→ **作業内容**
禁止制限告知に関する抽出テキストから、「制限カード、禁止カードのフォーマット別一覧はこちら」から「態を定めたいと考えています。」までの範囲を両端を含めて一字一句変えずに返してください。

テーブルトップおよびMagic Online:2023年12月4日
MTGアリーナ:2023年12月5日

 制限カード、禁止カードのフォーマット別一覧はこちら


 今日お話しすることはたくさんありますが、各フォーマットについての解説の前に告知と期間について少し明確にしておこうと思います。今後の告知の日付は今より少し柔軟になります。今後の禁止制限告知は各セットの発売後2週から5週後のタイミングで行われます。これによりプロツアーなどの大型イベントのデータを取りつつ次のセットのプレビューが始まる前に変更を行うことが可能になります。我々はみなさんが次のセットのカードの評価を行って集め出すよりも前に各フォーマットの明確な状態を定めたいと考えています。

 そのために我々は各主要セットの発売の後に告知を出す期間を設定しました。スタンダードのほぼすべての変更は新しい3年制スタンダードのローテーションと繋がった秋の禁止制限告知に年一回だけ行うという目標は変わりません。パイオニア、モダン、レガシー、ヴィンテージの変更は各主要セットの発売後の期間に行われる可能性があります。次の告知期間は『カルロフ邸殺人事件』発売後の2024年3月11日前後です。

→ **データ項目**
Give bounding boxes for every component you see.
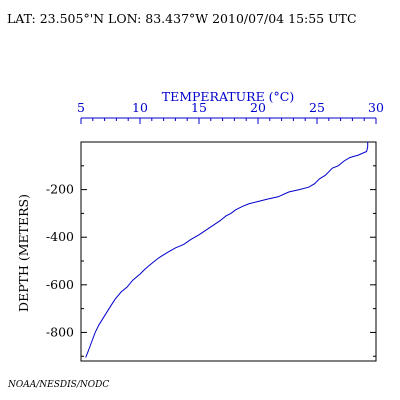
location-header: LAT: 23.505°'N LON: 83.437°W 2010/07/04 … (7, 11, 357, 26)
x-tick-label: 5 (77, 100, 85, 115)
x-tick-label: 20 (250, 100, 266, 115)
temperature-depth-chart: TEMPERATURE (°C) 5 10 15 20 25 30 -200 -400 -60… (16, 89, 384, 362)
credit-label: NOAA/NESDIS/NODC (7, 380, 109, 390)
y-axis-title: DEPTH (METERS) (16, 194, 31, 312)
y-tick-label: -200 (46, 182, 74, 197)
x-tick-label: 10 (132, 100, 148, 115)
y-tick-label: -400 (46, 229, 74, 244)
x-tick-label: 25 (309, 100, 325, 115)
y-axis: -200 -400 -600 -800 (46, 165, 376, 357)
plot-frame (80, 141, 377, 362)
y-tick-label: -600 (46, 277, 74, 292)
x-tick-label: 15 (191, 100, 207, 115)
x-tick-label: 30 (368, 100, 384, 115)
y-tick-label: -800 (46, 324, 74, 339)
x-axis: 5 10 15 20 25 30 (77, 100, 384, 124)
x-axis-title: TEMPERATURE (°C) (162, 89, 295, 104)
temperature-profile-line (85, 142, 369, 358)
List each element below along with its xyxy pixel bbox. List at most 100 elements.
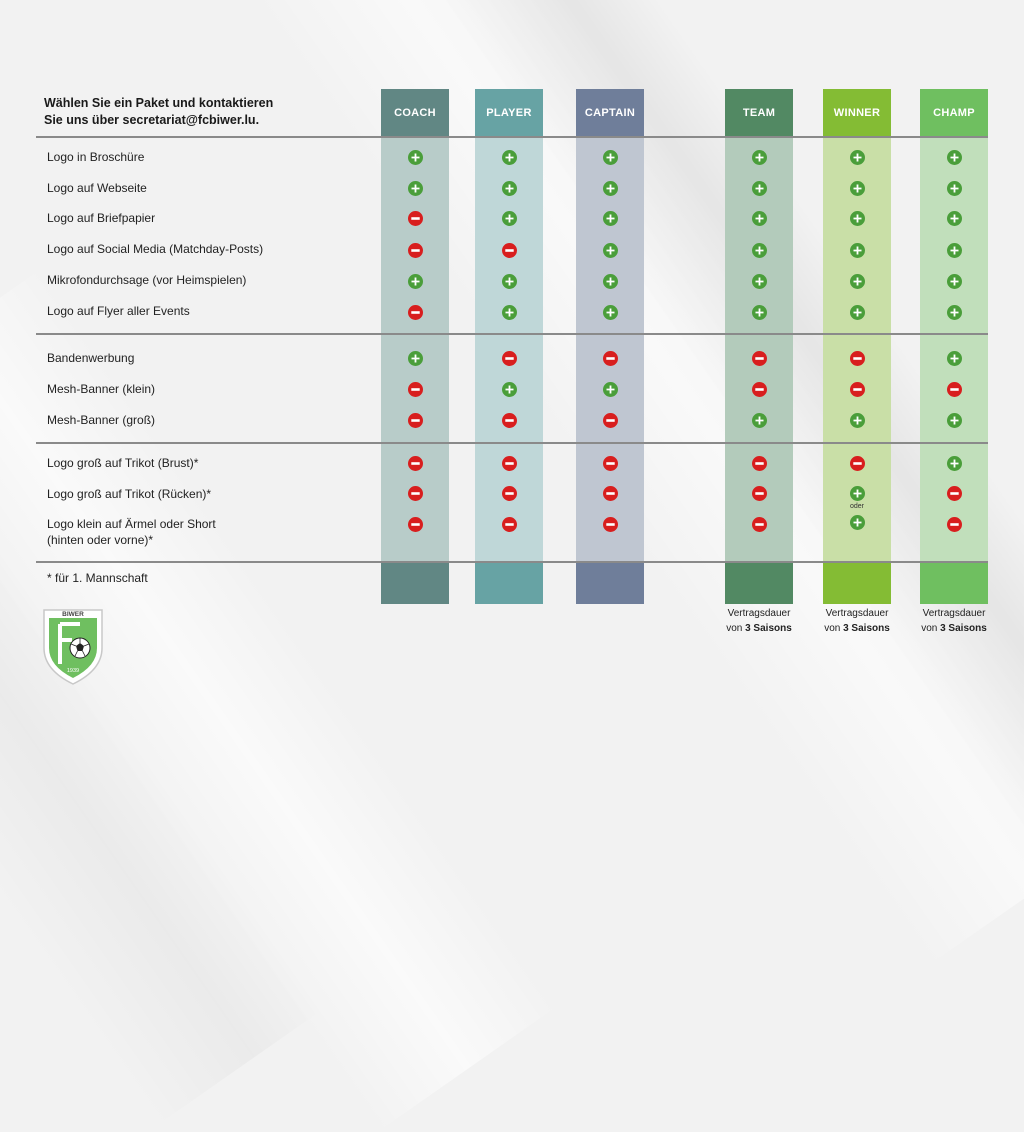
package-column-team: TEAM xyxy=(725,89,793,604)
package-header-captain[interactable]: CAPTAIN xyxy=(576,89,644,137)
feature-label-line: Logo in Broschüre xyxy=(47,150,145,164)
duration-line-1: Vertragsdauer xyxy=(727,608,791,619)
plus-circle-icon xyxy=(849,242,865,258)
footnote: * für 1. Mannschaft xyxy=(47,571,148,585)
contract-duration-winner: Vertragsdauer von 3 Saisons xyxy=(812,606,902,636)
plus-circle-icon xyxy=(602,242,618,258)
duration-line-2: von 3 Saisons xyxy=(909,621,999,636)
minus-circle-icon xyxy=(602,485,618,501)
duration-prefix: von xyxy=(726,623,746,634)
package-header-team[interactable]: TEAM xyxy=(725,89,793,137)
plus-circle-icon xyxy=(407,273,423,289)
oder-label: oder xyxy=(850,503,865,510)
plus-circle-icon xyxy=(501,381,517,397)
minus-circle-icon xyxy=(501,455,517,471)
feature-label-line: Logo auf Flyer aller Events xyxy=(47,304,190,318)
minus-circle-icon xyxy=(849,350,865,366)
feature-label: Logo groß auf Trikot (Rücken)* xyxy=(47,486,211,502)
package-footer xyxy=(920,562,988,604)
feature-label: Mesh-Banner (klein) xyxy=(47,381,155,397)
package-header-player[interactable]: PLAYER xyxy=(475,89,543,137)
plus-circle-icon xyxy=(751,273,767,289)
plus-circle-icon xyxy=(602,210,618,226)
duration-line-1: Vertragsdauer xyxy=(825,608,889,619)
package-header-coach[interactable]: COACH xyxy=(381,89,449,137)
plus-circle-icon xyxy=(407,180,423,196)
duration-value: 3 Saisons xyxy=(745,623,792,634)
feature-label: Logo auf Briefpapier xyxy=(47,210,155,226)
plus-circle-icon xyxy=(946,455,962,471)
logo-club-name: BIWER xyxy=(62,611,84,618)
package-label: COACH xyxy=(394,107,436,119)
minus-circle-icon xyxy=(501,242,517,258)
intro-line-1: Wählen Sie ein Paket und kontaktieren xyxy=(44,96,274,110)
plus-circle-icon xyxy=(501,273,517,289)
plus-circle-icon xyxy=(946,350,962,366)
plus-circle-icon xyxy=(602,180,618,196)
plus-circle-icon xyxy=(946,273,962,289)
plus-circle-icon xyxy=(849,514,865,530)
minus-circle-icon xyxy=(407,485,423,501)
feature-label: Bandenwerbung xyxy=(47,350,134,366)
feature-label-line: Bandenwerbung xyxy=(47,351,135,365)
package-header-winner[interactable]: WINNER xyxy=(823,89,891,137)
plus-circle-icon xyxy=(602,273,618,289)
minus-circle-icon xyxy=(751,350,767,366)
minus-circle-icon xyxy=(849,455,865,471)
minus-circle-icon xyxy=(501,516,517,532)
plus-circle-icon xyxy=(407,149,423,165)
package-header-champ[interactable]: CHAMP xyxy=(920,89,988,137)
plus-circle-icon xyxy=(946,242,962,258)
background-stripe xyxy=(0,274,321,1126)
feature-label: Mesh-Banner (groß) xyxy=(47,412,155,428)
plus-circle-icon xyxy=(946,304,962,320)
feature-label-line: Logo klein auf Ärmel oder Short xyxy=(47,517,216,531)
plus-circle-icon xyxy=(751,412,767,428)
feature-label: Mikrofondurchsage (vor Heimspielen) xyxy=(47,272,246,288)
plus-circle-icon xyxy=(751,242,767,258)
duration-line-2: von 3 Saisons xyxy=(714,621,804,636)
feature-label-line: Mesh-Banner (klein) xyxy=(47,382,156,396)
plus-circle-icon xyxy=(849,485,865,501)
plus-circle-icon xyxy=(946,180,962,196)
plus-circle-icon xyxy=(849,210,865,226)
plus-circle-icon xyxy=(849,412,865,428)
feature-label: Logo groß auf Trikot (Brust)* xyxy=(47,455,198,471)
minus-circle-icon xyxy=(946,516,962,532)
section-divider xyxy=(36,333,988,335)
plus-circle-icon xyxy=(946,149,962,165)
feature-label: Logo auf Webseite xyxy=(47,180,147,196)
feature-label-line: Mikrofondurchsage (vor Heimspielen) xyxy=(47,273,247,287)
minus-circle-icon xyxy=(407,210,423,226)
package-label: PLAYER xyxy=(486,107,532,119)
minus-circle-icon xyxy=(407,516,423,532)
minus-circle-icon xyxy=(407,381,423,397)
minus-circle-icon xyxy=(407,455,423,471)
feature-label-line-2: (hinten oder vorne)* xyxy=(47,533,154,547)
duration-value: 3 Saisons xyxy=(843,623,890,634)
plus-circle-icon xyxy=(849,304,865,320)
duration-line-2: von 3 Saisons xyxy=(812,621,902,636)
minus-circle-icon xyxy=(602,516,618,532)
plus-circle-icon xyxy=(751,180,767,196)
contract-duration-champ: Vertragsdauer von 3 Saisons xyxy=(909,606,999,636)
package-label: CAPTAIN xyxy=(584,107,636,119)
minus-circle-icon xyxy=(946,485,962,501)
feature-label: Logo klein auf Ärmel oder Short (hinten o… xyxy=(47,516,216,548)
package-label: TEAM xyxy=(742,107,776,119)
package-column-captain: CAPTAIN xyxy=(576,89,644,604)
feature-label: Logo in Broschüre xyxy=(47,149,144,165)
minus-circle-icon xyxy=(751,455,767,471)
minus-circle-icon xyxy=(751,485,767,501)
intro-text: Wählen Sie ein Paket und kontaktieren Si… xyxy=(44,95,273,129)
minus-circle-icon xyxy=(849,381,865,397)
package-footer xyxy=(823,562,891,604)
plus-circle-icon xyxy=(751,210,767,226)
package-label: WINNER xyxy=(833,107,881,119)
feature-label-line: Logo groß auf Trikot (Rücken)* xyxy=(47,487,212,501)
duration-prefix: von xyxy=(824,623,844,634)
minus-circle-icon xyxy=(407,242,423,258)
header-divider xyxy=(36,136,988,138)
plus-circle-icon xyxy=(407,350,423,366)
minus-circle-icon xyxy=(501,412,517,428)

→ **解答**
制限カード、禁止カードのフォーマット別一覧はこちら


 今日お話しすることはたくさんありますが、各フォーマットについての解説の前に告知と期間について少し明確にしておこうと思います。今後の告知の日付は今より少し柔軟になります。今後の禁止制限告知は各セットの発売後2週から5週後のタイミングで行われます。これによりプロツアーなどの大型イベントのデータを取りつつ次のセットのプレビューが始まる前に変更を行うことが可能になります。我々はみなさんが次のセットのカードの評価を行って集め出すよりも前に各フォーマットの明確な状態を定めたいと考えています。